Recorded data
[start]

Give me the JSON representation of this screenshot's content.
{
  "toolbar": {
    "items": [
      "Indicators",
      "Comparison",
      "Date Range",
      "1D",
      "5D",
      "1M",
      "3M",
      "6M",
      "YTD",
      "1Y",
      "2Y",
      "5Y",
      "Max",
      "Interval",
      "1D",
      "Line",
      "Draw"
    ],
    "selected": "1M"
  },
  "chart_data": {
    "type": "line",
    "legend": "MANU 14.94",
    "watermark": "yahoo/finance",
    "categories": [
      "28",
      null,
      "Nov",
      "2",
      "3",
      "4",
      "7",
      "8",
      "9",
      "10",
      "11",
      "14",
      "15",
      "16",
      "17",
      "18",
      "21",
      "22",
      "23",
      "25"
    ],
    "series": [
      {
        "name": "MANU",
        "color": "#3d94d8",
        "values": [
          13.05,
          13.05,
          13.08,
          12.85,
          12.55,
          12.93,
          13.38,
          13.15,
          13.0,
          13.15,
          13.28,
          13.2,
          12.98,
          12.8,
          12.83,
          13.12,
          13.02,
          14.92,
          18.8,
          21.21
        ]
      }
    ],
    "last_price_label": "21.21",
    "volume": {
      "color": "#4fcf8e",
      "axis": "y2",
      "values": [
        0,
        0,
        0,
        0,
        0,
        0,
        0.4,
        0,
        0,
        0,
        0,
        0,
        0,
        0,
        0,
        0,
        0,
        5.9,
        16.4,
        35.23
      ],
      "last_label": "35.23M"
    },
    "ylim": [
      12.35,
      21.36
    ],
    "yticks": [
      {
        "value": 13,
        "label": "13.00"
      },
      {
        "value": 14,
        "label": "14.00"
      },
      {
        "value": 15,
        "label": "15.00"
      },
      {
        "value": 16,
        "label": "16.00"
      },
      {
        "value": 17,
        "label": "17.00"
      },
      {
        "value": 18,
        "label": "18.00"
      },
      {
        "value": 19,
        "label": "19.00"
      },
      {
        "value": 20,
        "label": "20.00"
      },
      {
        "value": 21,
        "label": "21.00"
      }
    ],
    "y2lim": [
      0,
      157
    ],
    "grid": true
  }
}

[end]

YOUR INSTRUCTIONS:
Write out every entry again exactly, please, with nothing missing.

PROBLEM SOLUTION:
Give me the JSON representation of this screenshot's content.
{
  "toolbar": {
    "items": [
      "Indicators",
      "Comparison",
      "Date Range",
      "1D",
      "5D",
      "1M",
      "3M",
      "6M",
      "YTD",
      "1Y",
      "2Y",
      "5Y",
      "Max",
      "Interval",
      "1D",
      "Line",
      "Draw"
    ],
    "selected": "1M"
  },
  "chart_data": {
    "type": "line",
    "legend": "MANU 14.94",
    "watermark": "yahoo/finance",
    "categories": [
      "28",
      null,
      "Nov",
      "2",
      "3",
      "4",
      "7",
      "8",
      "9",
      "10",
      "11",
      "14",
      "15",
      "16",
      "17",
      "18",
      "21",
      "22",
      "23",
      "25"
    ],
    "series": [
      {
        "name": "MANU",
        "color": "#3d94d8",
        "values": [
          13.05,
          13.05,
          13.08,
          12.85,
          12.55,
          12.93,
          13.38,
          13.15,
          13.0,
          13.15,
          13.28,
          13.2,
          12.98,
          12.8,
          12.83,
          13.12,
          13.02,
          14.92,
          18.8,
          21.21
        ]
      }
    ],
    "last_price_label": "21.21",
    "volume": {
      "color": "#4fcf8e",
      "axis": "y2",
      "values": [
        0,
        0,
        0,
        0,
        0,
        0,
        0.4,
        0,
        0,
        0,
        0,
        0,
        0,
        0,
        0,
        0,
        0,
        5.9,
        16.4,
        35.23
      ],
      "last_label": "35.23M"
    },
    "ylim": [
      12.35,
      21.36
    ],
    "yticks": [
      {
        "value": 13,
        "label": "13.00"
      },
      {
        "value": 14,
        "label": "14.00"
      },
      {
        "value": 15,
        "label": "15.00"
      },
      {
        "value": 16,
        "label": "16.00"
      },
      {
        "value": 17,
        "label": "17.00"
      },
      {
        "value": 18,
        "label": "18.00"
      },
      {
        "value": 19,
        "label": "19.00"
      },
      {
        "value": 20,
        "label": "20.00"
      },
      {
        "value": 21,
        "label": "21.00"
      }
    ],
    "y2lim": [
      0,
      157
    ],
    "grid": true
  }
}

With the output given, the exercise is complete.